> [PROBLEM DESCRIPTION]: Copy each line of the entries that contains the word "Domestic".

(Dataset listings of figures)
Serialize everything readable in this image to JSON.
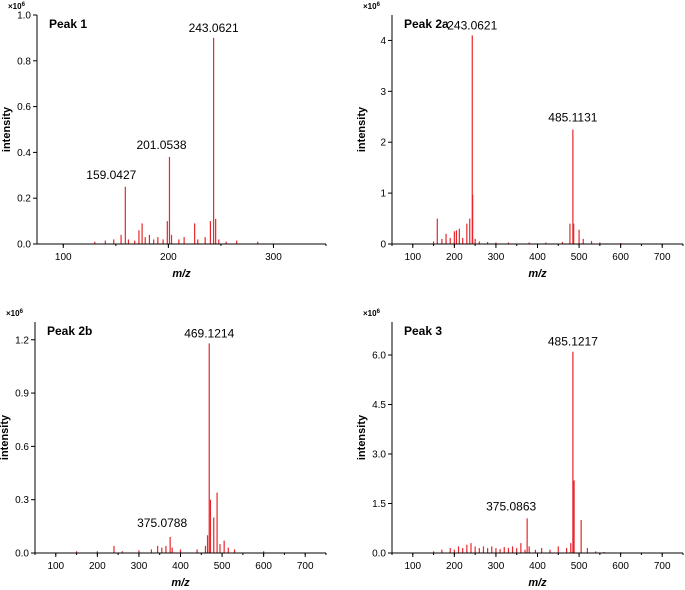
{
  "chart_data": [
    {
      "type": "bar",
      "title": "Peak 1",
      "multiplier": "×10",
      "multiplier_exp": "6",
      "xlabel": "m/z",
      "ylabel": "intensity",
      "xlim": [
        75,
        350
      ],
      "ylim": [
        0,
        1.0
      ],
      "xticks": [
        100,
        200,
        300
      ],
      "yticks": [
        0.0,
        0.2,
        0.4,
        0.6,
        0.8,
        1.0
      ],
      "ytick_labels": [
        "0.0",
        "0.2",
        "0.4",
        "0.6",
        "0.8",
        "1.0"
      ],
      "color": "#e8262a",
      "peaks": [
        [
          130,
          0.01
        ],
        [
          140,
          0.015
        ],
        [
          148,
          0.02
        ],
        [
          155,
          0.04
        ],
        [
          159.0427,
          0.25
        ],
        [
          162,
          0.02
        ],
        [
          168,
          0.015
        ],
        [
          172,
          0.06
        ],
        [
          175,
          0.09
        ],
        [
          178,
          0.03
        ],
        [
          182,
          0.04
        ],
        [
          186,
          0.02
        ],
        [
          190,
          0.03
        ],
        [
          195,
          0.02
        ],
        [
          199,
          0.1
        ],
        [
          201.0538,
          0.38
        ],
        [
          203,
          0.04
        ],
        [
          210,
          0.02
        ],
        [
          215,
          0.03
        ],
        [
          225,
          0.09
        ],
        [
          228,
          0.02
        ],
        [
          235,
          0.03
        ],
        [
          240,
          0.1
        ],
        [
          243.0621,
          0.9
        ],
        [
          245,
          0.11
        ],
        [
          248,
          0.02
        ],
        [
          255,
          0.01
        ],
        [
          265,
          0.015
        ],
        [
          285,
          0.01
        ]
      ],
      "labels": [
        {
          "x": 159.0427,
          "y": 0.25,
          "text": "159.0427"
        },
        {
          "x": 201.0538,
          "y": 0.38,
          "text": "201.0538"
        },
        {
          "x": 243.0621,
          "y": 0.9,
          "text": "243.0621"
        }
      ]
    },
    {
      "type": "bar",
      "title": "Peak 2a",
      "multiplier": "×10",
      "multiplier_exp": "6",
      "xlabel": "m/z",
      "ylabel": "intensity",
      "xlim": [
        50,
        750
      ],
      "ylim": [
        0,
        4.5
      ],
      "xticks": [
        100,
        200,
        300,
        400,
        500,
        600,
        700
      ],
      "yticks": [
        0,
        1,
        2,
        3,
        4
      ],
      "ytick_labels": [
        "0",
        "1",
        "2",
        "3",
        "4"
      ],
      "color": "#e8262a",
      "peaks": [
        [
          150,
          0.05
        ],
        [
          159,
          0.5
        ],
        [
          170,
          0.1
        ],
        [
          180,
          0.2
        ],
        [
          190,
          0.12
        ],
        [
          200,
          0.25
        ],
        [
          205,
          0.27
        ],
        [
          212,
          0.3
        ],
        [
          220,
          0.12
        ],
        [
          230,
          0.4
        ],
        [
          237,
          0.5
        ],
        [
          243.0621,
          4.1
        ],
        [
          244,
          0.97
        ],
        [
          250,
          0.1
        ],
        [
          260,
          0.05
        ],
        [
          280,
          0.04
        ],
        [
          300,
          0.03
        ],
        [
          330,
          0.03
        ],
        [
          380,
          0.03
        ],
        [
          420,
          0.03
        ],
        [
          460,
          0.04
        ],
        [
          478,
          0.4
        ],
        [
          485.1131,
          2.25
        ],
        [
          487,
          0.4
        ],
        [
          500,
          0.28
        ],
        [
          510,
          0.1
        ],
        [
          530,
          0.06
        ],
        [
          550,
          0.03
        ],
        [
          600,
          0.02
        ]
      ],
      "labels": [
        {
          "x": 243.0621,
          "y": 4.1,
          "text": "243.0621"
        },
        {
          "x": 485.1131,
          "y": 2.25,
          "text": "485.1131"
        }
      ]
    },
    {
      "type": "bar",
      "title": "Peak 2b",
      "multiplier": "×10",
      "multiplier_exp": "6",
      "xlabel": "m/z",
      "ylabel": "intensity",
      "xlim": [
        50,
        750
      ],
      "ylim": [
        0,
        1.3
      ],
      "xticks": [
        100,
        200,
        300,
        400,
        500,
        600,
        700
      ],
      "yticks": [
        0.0,
        0.3,
        0.6,
        0.9,
        1.2
      ],
      "ytick_labels": [
        "0.0",
        "0.3",
        "0.6",
        "0.9",
        "1.2"
      ],
      "color": "#e8262a",
      "peaks": [
        [
          150,
          0.01
        ],
        [
          200,
          0.01
        ],
        [
          240,
          0.04
        ],
        [
          260,
          0.01
        ],
        [
          300,
          0.015
        ],
        [
          330,
          0.02
        ],
        [
          345,
          0.04
        ],
        [
          355,
          0.03
        ],
        [
          365,
          0.04
        ],
        [
          375.0788,
          0.09
        ],
        [
          380,
          0.03
        ],
        [
          400,
          0.02
        ],
        [
          440,
          0.02
        ],
        [
          460,
          0.04
        ],
        [
          465,
          0.1
        ],
        [
          469.1214,
          1.18
        ],
        [
          472,
          0.3
        ],
        [
          480,
          0.2
        ],
        [
          488,
          0.34
        ],
        [
          495,
          0.05
        ],
        [
          505,
          0.07
        ],
        [
          515,
          0.03
        ],
        [
          530,
          0.02
        ],
        [
          600,
          0.01
        ]
      ],
      "labels": [
        {
          "x": 469.1214,
          "y": 1.18,
          "text": "469.1214"
        },
        {
          "x": 375.0788,
          "y": 0.09,
          "text": "375.0788"
        }
      ]
    },
    {
      "type": "bar",
      "title": "Peak 3",
      "multiplier": "×10",
      "multiplier_exp": "6",
      "xlabel": "m/z",
      "ylabel": "intensity",
      "xlim": [
        50,
        750
      ],
      "ylim": [
        0,
        7.0
      ],
      "xticks": [
        100,
        200,
        300,
        400,
        500,
        600,
        700
      ],
      "yticks": [
        0.0,
        1.5,
        3.0,
        4.5,
        6.0
      ],
      "ytick_labels": [
        "0.0",
        "1.5",
        "3.0",
        "4.5",
        "6.0"
      ],
      "color": "#e8262a",
      "peaks": [
        [
          150,
          0.05
        ],
        [
          170,
          0.1
        ],
        [
          190,
          0.15
        ],
        [
          200,
          0.1
        ],
        [
          210,
          0.2
        ],
        [
          220,
          0.15
        ],
        [
          230,
          0.25
        ],
        [
          240,
          0.3
        ],
        [
          250,
          0.2
        ],
        [
          260,
          0.15
        ],
        [
          270,
          0.2
        ],
        [
          280,
          0.15
        ],
        [
          290,
          0.2
        ],
        [
          300,
          0.15
        ],
        [
          310,
          0.12
        ],
        [
          320,
          0.18
        ],
        [
          330,
          0.15
        ],
        [
          340,
          0.2
        ],
        [
          350,
          0.15
        ],
        [
          360,
          0.3
        ],
        [
          370,
          0.1
        ],
        [
          375.0863,
          1.05
        ],
        [
          380,
          0.2
        ],
        [
          395,
          0.1
        ],
        [
          410,
          0.15
        ],
        [
          430,
          0.1
        ],
        [
          450,
          0.2
        ],
        [
          470,
          0.15
        ],
        [
          480,
          0.3
        ],
        [
          485.1217,
          6.1
        ],
        [
          488,
          2.2
        ],
        [
          505,
          1.0
        ],
        [
          520,
          0.15
        ],
        [
          540,
          0.05
        ],
        [
          560,
          0.03
        ],
        [
          600,
          0.02
        ]
      ],
      "labels": [
        {
          "x": 485.1217,
          "y": 6.1,
          "text": "485.1217"
        },
        {
          "x": 375.0863,
          "y": 1.05,
          "text": "375.0863"
        }
      ]
    }
  ]
}
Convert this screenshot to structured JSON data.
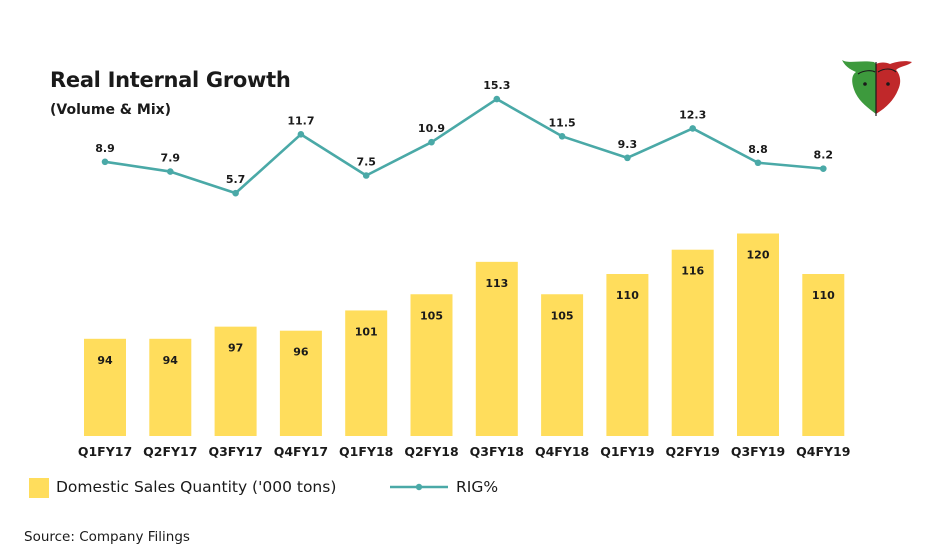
{
  "header": {
    "title": "Real Internal Growth",
    "subtitle": "(Volume & Mix)"
  },
  "legend": {
    "bar_label": "Domestic Sales Quantity ('000 tons)",
    "line_label": "RIG%"
  },
  "source": "Source: Company Filings",
  "logo": {
    "icon": "bull-bear-logo-icon"
  },
  "colors": {
    "bar": "#FFDD5C",
    "line": "#4AA9A7",
    "text": "#1a1a1a",
    "logo_green": "#3D9A3D",
    "logo_red": "#C0282A"
  },
  "chart_data": {
    "type": "bar+line",
    "categories": [
      "Q1FY17",
      "Q2FY17",
      "Q3FY17",
      "Q4FY17",
      "Q1FY18",
      "Q2FY18",
      "Q3FY18",
      "Q4FY18",
      "Q1FY19",
      "Q2FY19",
      "Q3FY19",
      "Q4FY19"
    ],
    "series": [
      {
        "name": "Domestic Sales Quantity ('000 tons)",
        "type": "bar",
        "values": [
          94,
          94,
          97,
          96,
          101,
          105,
          113,
          105,
          110,
          116,
          120,
          110
        ]
      },
      {
        "name": "RIG%",
        "type": "line",
        "values": [
          8.9,
          7.9,
          5.7,
          11.7,
          7.5,
          10.9,
          15.3,
          11.5,
          9.3,
          12.3,
          8.8,
          8.2
        ]
      }
    ],
    "data_labels": true,
    "grid": false,
    "legend_position": "bottom-left"
  }
}
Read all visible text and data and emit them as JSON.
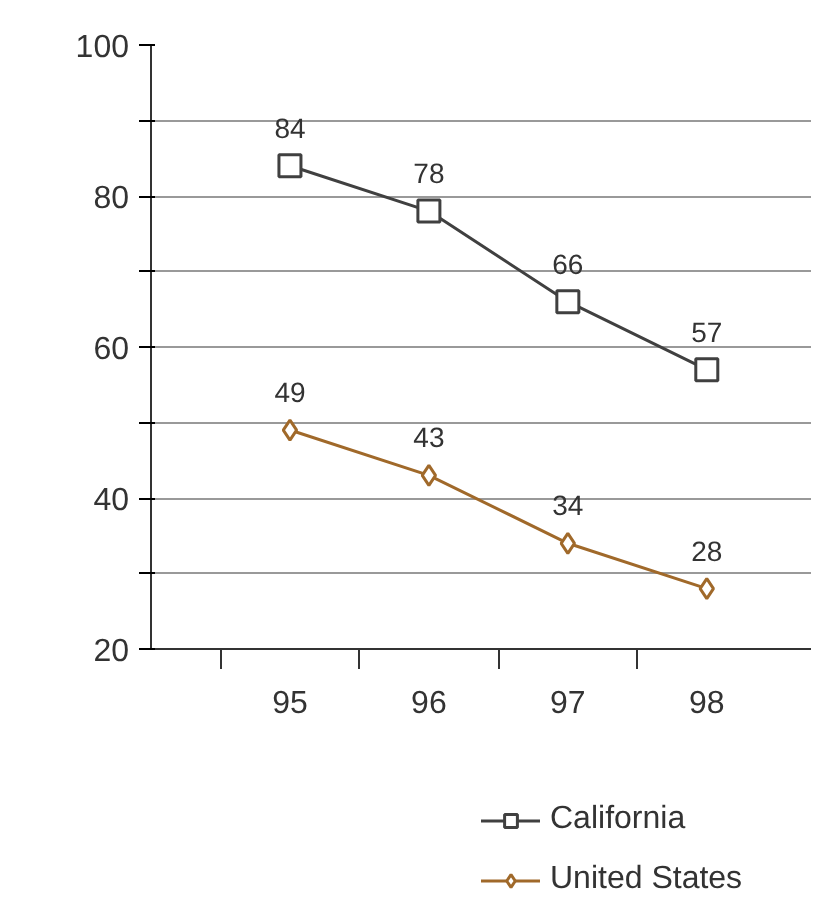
{
  "chart_data": {
    "type": "line",
    "categories": [
      "95",
      "96",
      "97",
      "98"
    ],
    "series": [
      {
        "name": "California",
        "color": "#404040",
        "marker": "square",
        "values": [
          84,
          78,
          66,
          57
        ]
      },
      {
        "name": "United States",
        "color": "#a0692a",
        "marker": "diamond",
        "values": [
          49,
          43,
          34,
          28
        ]
      }
    ],
    "ylim": [
      20,
      100
    ],
    "yticks": [
      20,
      {
        "value": 30,
        "label": null
      },
      40,
      {
        "value": 50,
        "label": null
      },
      60,
      {
        "value": 70,
        "label": null
      },
      80,
      {
        "value": 90,
        "label": null
      },
      100
    ],
    "grid": "y",
    "legend": "bottom",
    "data_labels": true,
    "line_style": "solid"
  }
}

> [RESULT FOR THIS TASK]:
    "bar_label": "Domestic Sales Quantity ('000 tons)",
        "name": "Domestic Sales Quantity ('000 tons)",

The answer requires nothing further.